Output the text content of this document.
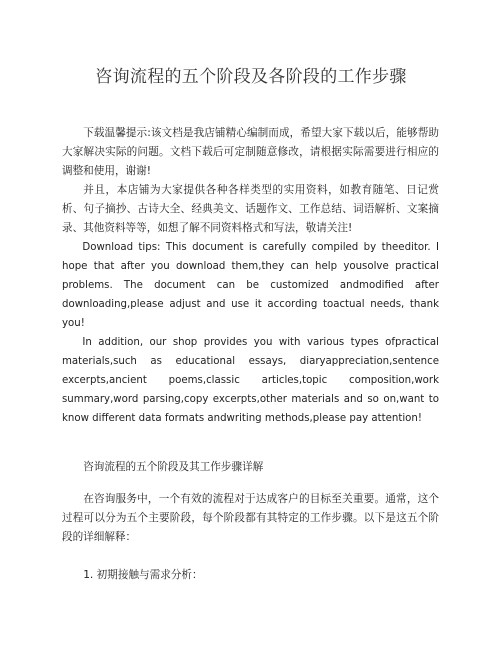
咨询流程的五个阶段及各阶段的工作步骤

下载温馨提示:该文档是我店铺精心编制而成，希望大家下载以后，能够帮助大家解决实际的问题。文档下载后可定制随意修改，请根据实际需要进行相应的调整和使用，谢谢!

并且，本店铺为大家提供各种各样类型的实用资料，如教育随笔、日记赏析、句子摘抄、古诗大全、经典美文、话题作文、工作总结、词语解析、文案摘录、其他资料等等，如想了解不同资料格式和写法，敬请关注!

Download tips: This document is carefully compiled by theeditor. I hope that after you download them,they can help yousolve practical problems. The document can be customized andmodified after downloading,please adjust and use it according toactual needs, thank you!

In addition, our shop provides you with various types ofpractical materials,such as educational essays, diaryappreciation,sentence excerpts,ancient poems,classic articles,topic composition,work summary,word parsing,copy excerpts,other materials and so on,want to know different data formats andwriting methods,please pay attention!

咨询流程的五个阶段及其工作步骤详解

在咨询服务中，一个有效的流程对于达成客户的目标至关重要。通常，这个过程可以分为五个主要阶段，每个阶段都有其特定的工作步骤。以下是这五个阶段的详细解释：

1. 初期接触与需求分析：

* Aim of the exercise
Extract the full listing exactly, with the pictures left out.

* The completed task
Output the text content of this document.
咨询流程的五个阶段及各阶段的工作步骤

下载温馨提示:该文档是我店铺精心编制而成，希望大家下载以后，能够帮助大家解决实际的问题。文档下载后可定制随意修改，请根据实际需要进行相应的调整和使用，谢谢!

并且，本店铺为大家提供各种各样类型的实用资料，如教育随笔、日记赏析、句子摘抄、古诗大全、经典美文、话题作文、工作总结、词语解析、文案摘录、其他资料等等，如想了解不同资料格式和写法，敬请关注!

Download tips: This document is carefully compiled by theeditor. I hope that after you download them,they can help yousolve practical problems. The document can be customized andmodified after downloading,please adjust and use it according toactual needs, thank you!

In addition, our shop provides you with various types ofpractical materials,such as educational essays, diaryappreciation,sentence excerpts,ancient poems,classic articles,topic composition,work summary,word parsing,copy excerpts,other materials and so on,want to know different data formats andwriting methods,please pay attention!

咨询流程的五个阶段及其工作步骤详解

在咨询服务中，一个有效的流程对于达成客户的目标至关重要。通常，这个过程可以分为五个主要阶段，每个阶段都有其特定的工作步骤。以下是这五个阶段的详细解释：

1. 初期接触与需求分析：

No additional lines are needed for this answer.